## BEGIN
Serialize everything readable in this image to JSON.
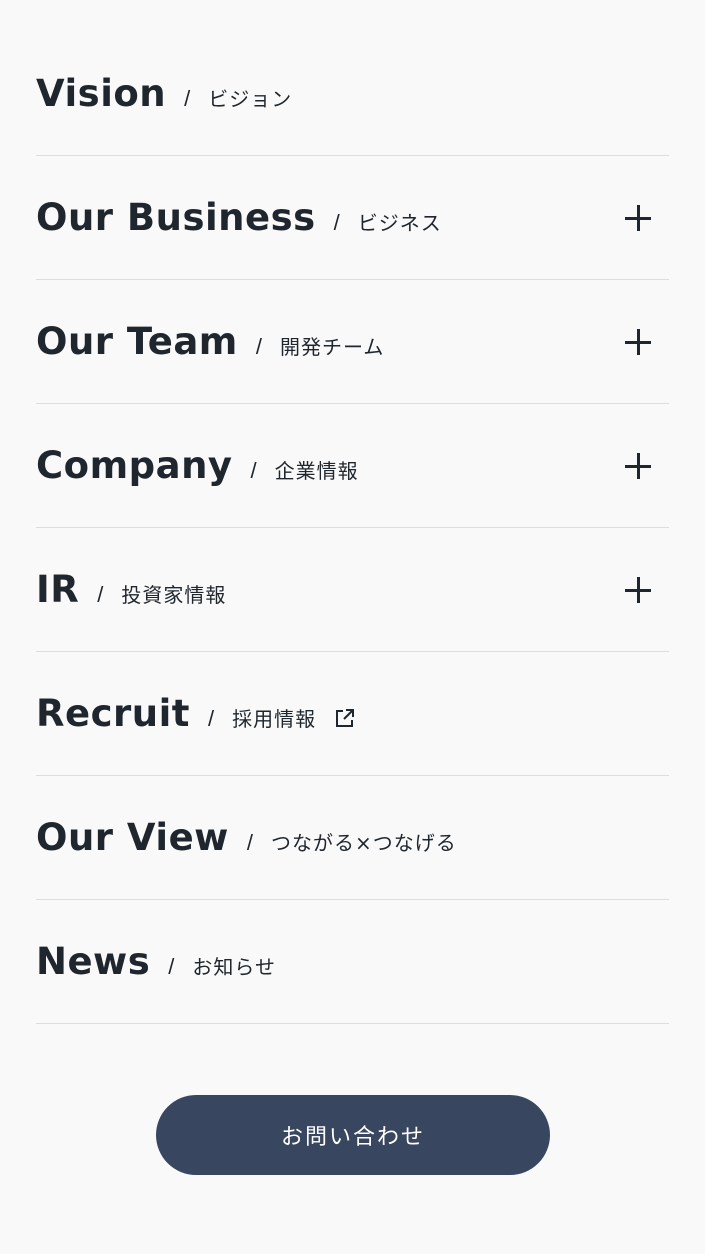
{
  "menu": {
    "items": [
      {
        "en": "Vision",
        "slash": "/",
        "ja": "ビジョン",
        "expandable": false,
        "external": false
      },
      {
        "en": "Our Business",
        "slash": "/",
        "ja": "ビジネス",
        "expandable": true,
        "external": false
      },
      {
        "en": "Our Team",
        "slash": "/",
        "ja": "開発チーム",
        "expandable": true,
        "external": false
      },
      {
        "en": "Company",
        "slash": "/",
        "ja": "企業情報",
        "expandable": true,
        "external": false
      },
      {
        "en": "IR",
        "slash": "/",
        "ja": "投資家情報",
        "expandable": true,
        "external": false
      },
      {
        "en": "Recruit",
        "slash": "/",
        "ja": "採用情報",
        "expandable": false,
        "external": true
      },
      {
        "en": "Our View",
        "slash": "/",
        "ja": "つながる×つなげる",
        "expandable": false,
        "external": false
      },
      {
        "en": "News",
        "slash": "/",
        "ja": "お知らせ",
        "expandable": false,
        "external": false
      }
    ]
  },
  "contact": {
    "label": "お問い合わせ"
  },
  "colors": {
    "background": "#f9f9f9",
    "text": "#1f262d",
    "divider": "#dddddd",
    "button": "#39465f"
  },
  "icons": {
    "expand": "plus-icon",
    "external": "external-link-icon"
  }
}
## END
The material above must be printed exactly, with its pictures left out.

Serialize everything readable in this image to JSON.
{
  "menu": {
    "items": [
      {
        "en": "Vision",
        "slash": "/",
        "ja": "ビジョン",
        "expandable": false,
        "external": false
      },
      {
        "en": "Our Business",
        "slash": "/",
        "ja": "ビジネス",
        "expandable": true,
        "external": false
      },
      {
        "en": "Our Team",
        "slash": "/",
        "ja": "開発チーム",
        "expandable": true,
        "external": false
      },
      {
        "en": "Company",
        "slash": "/",
        "ja": "企業情報",
        "expandable": true,
        "external": false
      },
      {
        "en": "IR",
        "slash": "/",
        "ja": "投資家情報",
        "expandable": true,
        "external": false
      },
      {
        "en": "Recruit",
        "slash": "/",
        "ja": "採用情報",
        "expandable": false,
        "external": true
      },
      {
        "en": "Our View",
        "slash": "/",
        "ja": "つながる×つなげる",
        "expandable": false,
        "external": false
      },
      {
        "en": "News",
        "slash": "/",
        "ja": "お知らせ",
        "expandable": false,
        "external": false
      }
    ]
  },
  "contact": {
    "label": "お問い合わせ"
  },
  "colors": {
    "background": "#f9f9f9",
    "text": "#1f262d",
    "divider": "#dddddd",
    "button": "#39465f"
  },
  "icons": {
    "expand": "plus-icon",
    "external": "external-link-icon"
  }
}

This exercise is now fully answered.